INSTRUCTION
Copy out each line of the material in which the word "parameter" appears.

* BEGIN *

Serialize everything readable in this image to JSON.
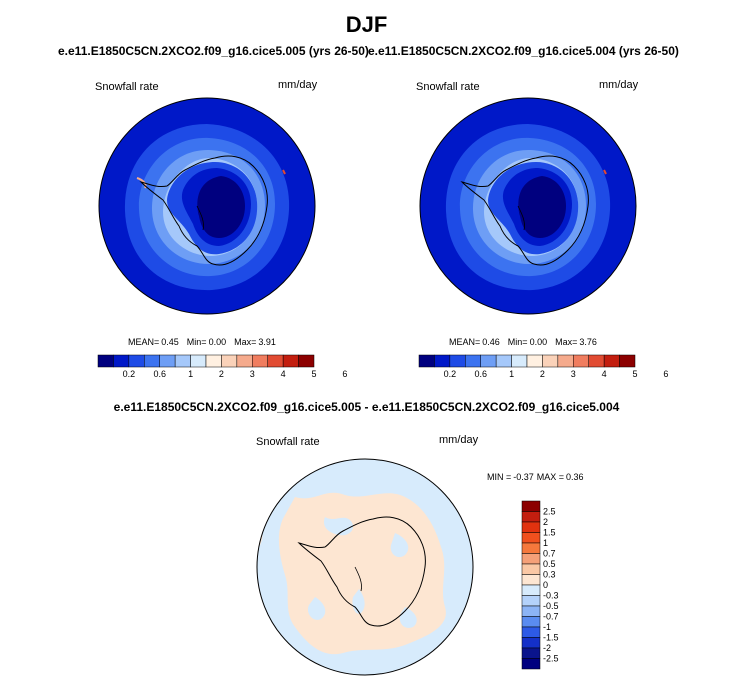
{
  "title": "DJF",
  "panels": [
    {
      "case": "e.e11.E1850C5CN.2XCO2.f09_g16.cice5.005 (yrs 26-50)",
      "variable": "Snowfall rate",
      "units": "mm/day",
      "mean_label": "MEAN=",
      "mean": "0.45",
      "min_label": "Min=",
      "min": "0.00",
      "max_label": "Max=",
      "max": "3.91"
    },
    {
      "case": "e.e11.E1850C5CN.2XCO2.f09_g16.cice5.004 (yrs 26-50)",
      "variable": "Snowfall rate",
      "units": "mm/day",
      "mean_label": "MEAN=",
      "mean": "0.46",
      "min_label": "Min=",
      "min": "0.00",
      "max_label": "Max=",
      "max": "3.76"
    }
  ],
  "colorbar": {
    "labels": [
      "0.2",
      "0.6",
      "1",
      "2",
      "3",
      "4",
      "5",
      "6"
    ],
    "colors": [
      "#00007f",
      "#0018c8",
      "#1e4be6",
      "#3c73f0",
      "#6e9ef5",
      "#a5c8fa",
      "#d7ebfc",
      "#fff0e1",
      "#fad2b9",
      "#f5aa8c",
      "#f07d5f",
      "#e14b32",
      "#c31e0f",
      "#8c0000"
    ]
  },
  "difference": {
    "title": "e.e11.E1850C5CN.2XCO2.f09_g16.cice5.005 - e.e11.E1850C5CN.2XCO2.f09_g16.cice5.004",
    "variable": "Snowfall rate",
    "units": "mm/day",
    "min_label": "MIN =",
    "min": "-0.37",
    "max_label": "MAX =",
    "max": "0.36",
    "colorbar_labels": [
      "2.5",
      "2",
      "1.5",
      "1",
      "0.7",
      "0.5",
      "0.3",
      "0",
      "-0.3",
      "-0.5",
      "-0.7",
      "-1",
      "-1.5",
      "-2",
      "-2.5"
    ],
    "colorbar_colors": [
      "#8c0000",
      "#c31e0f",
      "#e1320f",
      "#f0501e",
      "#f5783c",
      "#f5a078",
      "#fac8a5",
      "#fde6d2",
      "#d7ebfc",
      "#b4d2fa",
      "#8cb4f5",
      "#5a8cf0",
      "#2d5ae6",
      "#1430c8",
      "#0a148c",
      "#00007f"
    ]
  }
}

* END *
* BEGIN *

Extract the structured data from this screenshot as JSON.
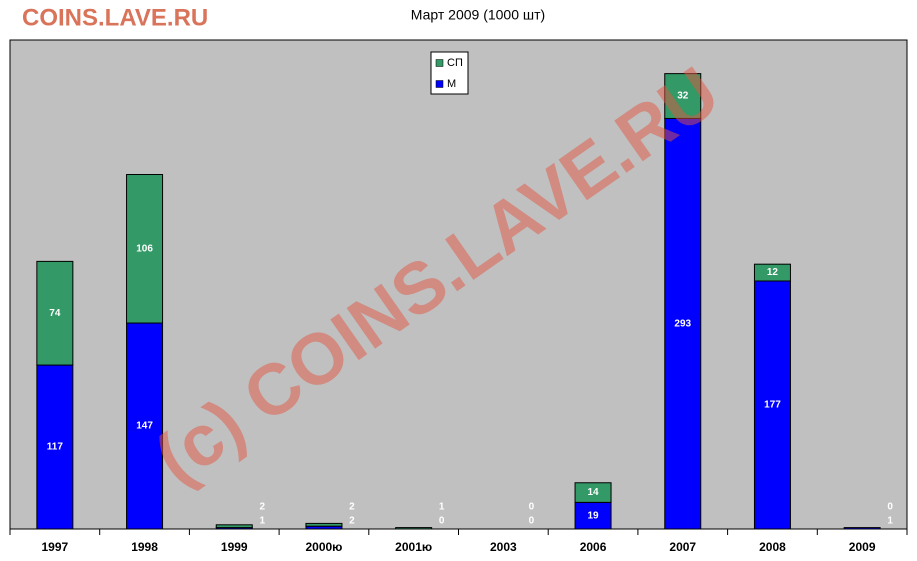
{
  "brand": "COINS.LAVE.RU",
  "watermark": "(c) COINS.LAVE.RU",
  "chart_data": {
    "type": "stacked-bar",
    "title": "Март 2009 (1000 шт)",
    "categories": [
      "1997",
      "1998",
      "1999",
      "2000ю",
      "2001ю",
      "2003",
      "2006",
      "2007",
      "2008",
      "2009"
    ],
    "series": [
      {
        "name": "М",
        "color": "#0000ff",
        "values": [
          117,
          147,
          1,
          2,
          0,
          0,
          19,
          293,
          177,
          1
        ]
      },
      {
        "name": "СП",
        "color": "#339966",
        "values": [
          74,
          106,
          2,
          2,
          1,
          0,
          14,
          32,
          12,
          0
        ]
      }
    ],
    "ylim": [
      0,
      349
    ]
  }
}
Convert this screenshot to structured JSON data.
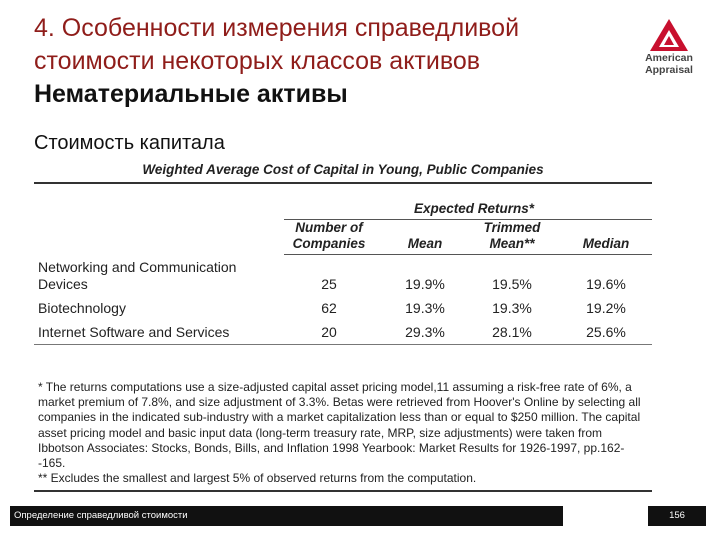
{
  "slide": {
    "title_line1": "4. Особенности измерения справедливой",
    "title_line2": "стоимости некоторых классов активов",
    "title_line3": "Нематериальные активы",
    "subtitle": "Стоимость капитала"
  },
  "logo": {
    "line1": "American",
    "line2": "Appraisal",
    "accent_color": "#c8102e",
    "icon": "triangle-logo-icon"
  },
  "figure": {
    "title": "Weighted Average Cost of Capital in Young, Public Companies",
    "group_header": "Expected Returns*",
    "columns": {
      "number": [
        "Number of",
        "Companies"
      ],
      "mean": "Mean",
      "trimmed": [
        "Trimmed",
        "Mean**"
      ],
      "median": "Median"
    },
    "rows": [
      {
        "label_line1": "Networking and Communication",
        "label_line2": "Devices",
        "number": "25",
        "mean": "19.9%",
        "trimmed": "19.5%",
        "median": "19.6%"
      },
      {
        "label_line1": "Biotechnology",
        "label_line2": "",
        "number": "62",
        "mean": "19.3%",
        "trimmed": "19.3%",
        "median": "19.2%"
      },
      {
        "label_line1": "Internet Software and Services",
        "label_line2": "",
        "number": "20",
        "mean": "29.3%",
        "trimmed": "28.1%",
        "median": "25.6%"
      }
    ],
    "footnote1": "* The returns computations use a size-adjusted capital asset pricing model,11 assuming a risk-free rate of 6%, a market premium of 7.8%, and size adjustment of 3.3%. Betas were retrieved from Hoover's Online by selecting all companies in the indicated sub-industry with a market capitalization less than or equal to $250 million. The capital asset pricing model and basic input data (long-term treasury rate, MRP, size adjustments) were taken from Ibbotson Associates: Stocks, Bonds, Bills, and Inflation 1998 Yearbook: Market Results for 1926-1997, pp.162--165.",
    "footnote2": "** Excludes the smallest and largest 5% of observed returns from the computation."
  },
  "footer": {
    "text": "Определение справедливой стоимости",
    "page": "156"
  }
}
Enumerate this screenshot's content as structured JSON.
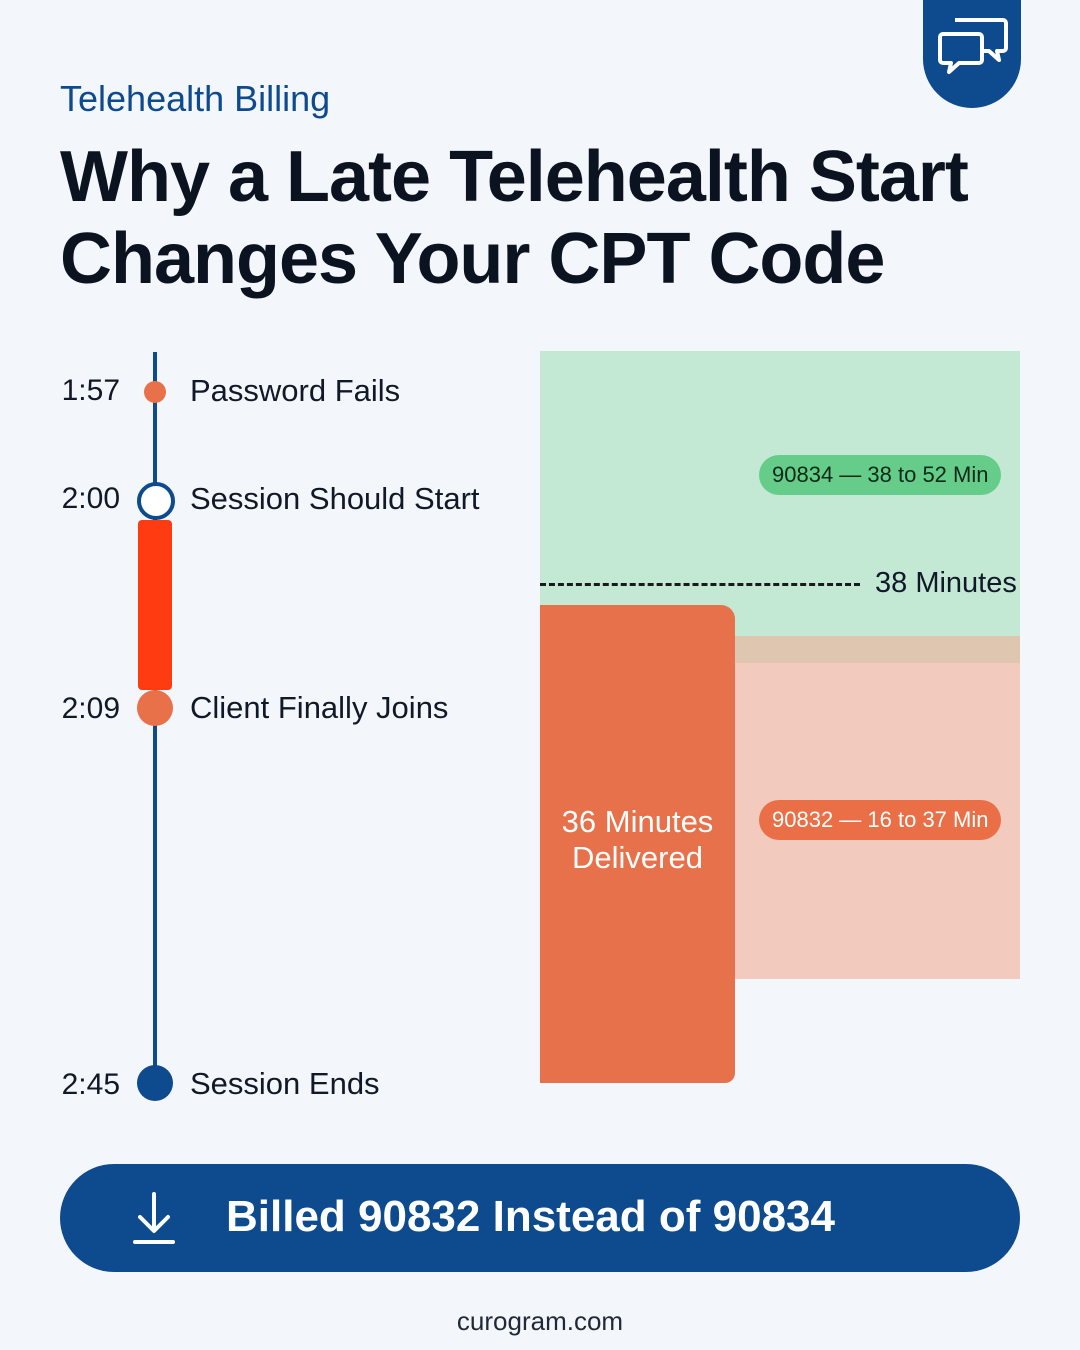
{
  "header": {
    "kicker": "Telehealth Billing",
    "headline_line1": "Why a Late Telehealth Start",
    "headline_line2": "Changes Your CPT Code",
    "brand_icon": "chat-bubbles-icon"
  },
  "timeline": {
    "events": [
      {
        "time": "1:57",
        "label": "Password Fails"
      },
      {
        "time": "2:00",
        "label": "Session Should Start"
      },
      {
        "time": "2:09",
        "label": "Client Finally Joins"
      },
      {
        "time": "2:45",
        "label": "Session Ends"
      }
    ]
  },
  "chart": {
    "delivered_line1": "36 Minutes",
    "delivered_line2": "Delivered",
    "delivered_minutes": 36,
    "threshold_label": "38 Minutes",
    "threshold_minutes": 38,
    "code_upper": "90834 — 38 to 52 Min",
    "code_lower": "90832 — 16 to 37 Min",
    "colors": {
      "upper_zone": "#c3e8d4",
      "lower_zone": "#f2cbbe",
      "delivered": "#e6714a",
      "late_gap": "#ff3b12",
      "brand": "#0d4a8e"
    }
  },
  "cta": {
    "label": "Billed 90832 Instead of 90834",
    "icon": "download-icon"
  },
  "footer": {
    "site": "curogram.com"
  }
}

* END *
* BEGIN *

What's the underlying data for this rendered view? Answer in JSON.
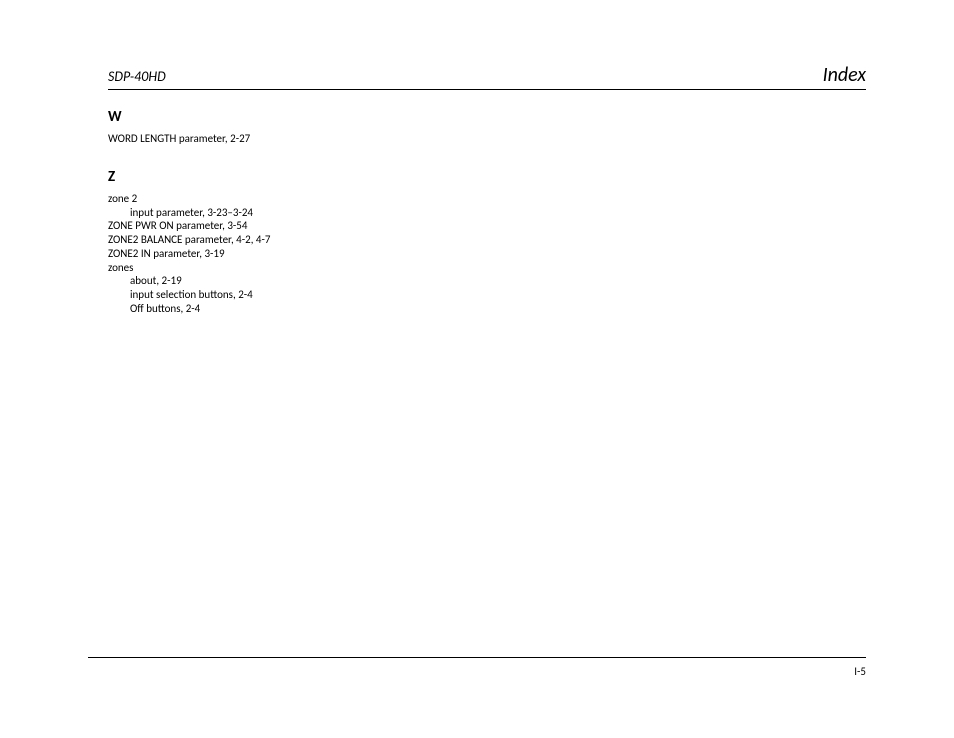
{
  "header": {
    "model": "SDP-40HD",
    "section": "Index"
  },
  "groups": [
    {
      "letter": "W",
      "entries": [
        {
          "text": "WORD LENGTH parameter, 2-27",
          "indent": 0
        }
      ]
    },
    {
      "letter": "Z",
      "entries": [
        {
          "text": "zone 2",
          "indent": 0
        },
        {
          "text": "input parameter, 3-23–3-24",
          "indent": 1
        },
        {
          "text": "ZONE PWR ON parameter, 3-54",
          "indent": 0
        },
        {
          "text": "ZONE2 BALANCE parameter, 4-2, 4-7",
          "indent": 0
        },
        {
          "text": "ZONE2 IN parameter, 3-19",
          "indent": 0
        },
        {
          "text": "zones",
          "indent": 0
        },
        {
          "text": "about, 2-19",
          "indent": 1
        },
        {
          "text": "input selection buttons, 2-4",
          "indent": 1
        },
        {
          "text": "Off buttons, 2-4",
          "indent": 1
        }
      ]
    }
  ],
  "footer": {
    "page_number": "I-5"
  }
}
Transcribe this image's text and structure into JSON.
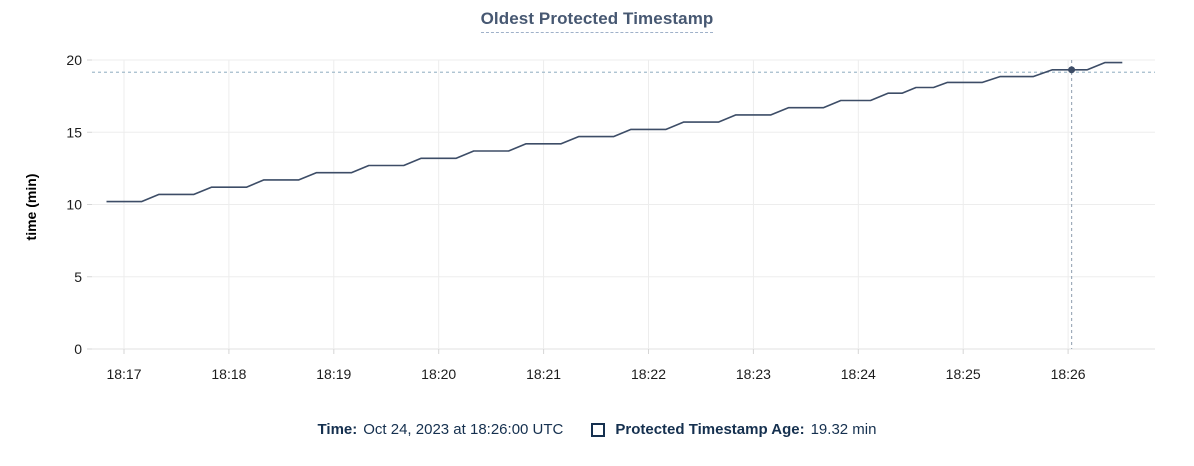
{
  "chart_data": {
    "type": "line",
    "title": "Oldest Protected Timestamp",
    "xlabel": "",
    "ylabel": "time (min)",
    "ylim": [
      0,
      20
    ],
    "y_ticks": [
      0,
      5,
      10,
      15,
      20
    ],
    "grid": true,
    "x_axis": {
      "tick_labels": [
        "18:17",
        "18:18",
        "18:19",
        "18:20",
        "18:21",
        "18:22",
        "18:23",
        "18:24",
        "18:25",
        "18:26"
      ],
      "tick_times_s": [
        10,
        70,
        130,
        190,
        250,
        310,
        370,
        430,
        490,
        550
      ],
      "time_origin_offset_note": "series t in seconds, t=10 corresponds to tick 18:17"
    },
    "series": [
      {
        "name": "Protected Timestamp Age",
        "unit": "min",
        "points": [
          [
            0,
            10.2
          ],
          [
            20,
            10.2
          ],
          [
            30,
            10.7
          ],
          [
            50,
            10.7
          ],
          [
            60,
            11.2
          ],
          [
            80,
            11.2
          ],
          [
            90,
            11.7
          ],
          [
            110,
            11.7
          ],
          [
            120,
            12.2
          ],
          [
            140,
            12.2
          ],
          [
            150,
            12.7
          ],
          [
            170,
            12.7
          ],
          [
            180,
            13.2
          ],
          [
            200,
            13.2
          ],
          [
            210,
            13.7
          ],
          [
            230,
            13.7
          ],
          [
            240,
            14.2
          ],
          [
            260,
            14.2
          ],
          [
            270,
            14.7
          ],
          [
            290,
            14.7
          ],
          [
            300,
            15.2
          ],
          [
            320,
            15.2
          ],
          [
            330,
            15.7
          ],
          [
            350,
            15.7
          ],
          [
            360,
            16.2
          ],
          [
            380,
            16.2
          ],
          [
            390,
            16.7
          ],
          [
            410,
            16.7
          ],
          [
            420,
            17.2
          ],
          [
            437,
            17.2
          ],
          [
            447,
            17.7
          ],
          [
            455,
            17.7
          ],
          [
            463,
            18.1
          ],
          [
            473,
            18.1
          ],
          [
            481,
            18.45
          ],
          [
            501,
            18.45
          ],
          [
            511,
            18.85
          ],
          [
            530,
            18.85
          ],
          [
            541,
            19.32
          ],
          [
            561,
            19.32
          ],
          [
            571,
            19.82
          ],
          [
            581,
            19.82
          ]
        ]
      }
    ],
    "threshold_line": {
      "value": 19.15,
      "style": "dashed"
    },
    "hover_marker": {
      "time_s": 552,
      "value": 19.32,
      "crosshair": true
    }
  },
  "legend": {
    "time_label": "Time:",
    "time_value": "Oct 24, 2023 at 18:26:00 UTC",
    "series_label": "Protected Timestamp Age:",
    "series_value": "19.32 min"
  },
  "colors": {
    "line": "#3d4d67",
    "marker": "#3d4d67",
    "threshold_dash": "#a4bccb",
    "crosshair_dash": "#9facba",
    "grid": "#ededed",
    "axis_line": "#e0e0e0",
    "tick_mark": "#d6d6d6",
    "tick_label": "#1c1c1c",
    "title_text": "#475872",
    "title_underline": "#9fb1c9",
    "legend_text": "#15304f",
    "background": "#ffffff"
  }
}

* END *

COMPLETE OUTPUT
          "text": "WORD LENGTH parameter, 2-27",
          "text": "input parameter, 3-23–3-24",
          "text": "ZONE PWR ON parameter, 3-54",
          "text": "ZONE2 BALANCE parameter, 4-2, 4-7",
          "text": "ZONE2 IN parameter, 3-19",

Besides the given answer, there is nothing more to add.